→ **TASK DESCRIPTION**
The listing must be reproduced in full, exactly as it stands.

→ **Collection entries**
● ● ● ● ●

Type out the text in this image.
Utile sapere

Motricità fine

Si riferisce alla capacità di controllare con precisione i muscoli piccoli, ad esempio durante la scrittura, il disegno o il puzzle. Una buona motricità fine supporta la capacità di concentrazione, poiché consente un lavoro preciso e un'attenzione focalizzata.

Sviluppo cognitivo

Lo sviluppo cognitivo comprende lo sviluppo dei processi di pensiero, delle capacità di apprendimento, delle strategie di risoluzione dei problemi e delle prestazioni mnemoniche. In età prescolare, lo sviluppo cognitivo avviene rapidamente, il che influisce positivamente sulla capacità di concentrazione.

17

● ● ● ● ●

→ **ANSWER TO THE TASK**
Type out the text in this image.
Utile sapere

Motricità fine

Si riferisce alla capacità di controllare con precisione i muscoli piccoli, ad esempio durante la scrittura, il disegno o il puzzle. Una buona motricità fine supporta la capacità di concentrazione, poiché consente un lavoro preciso e un'attenzione focalizzata.

Sviluppo cognitivo

Lo sviluppo cognitivo comprende lo sviluppo dei processi di pensiero, delle capacità di apprendimento, delle strategie di risoluzione dei problemi e delle prestazioni mnemoniche. In età prescolare, lo sviluppo cognitivo avviene rapidamente, il che influisce positivamente sulla capacità di concentrazione.

17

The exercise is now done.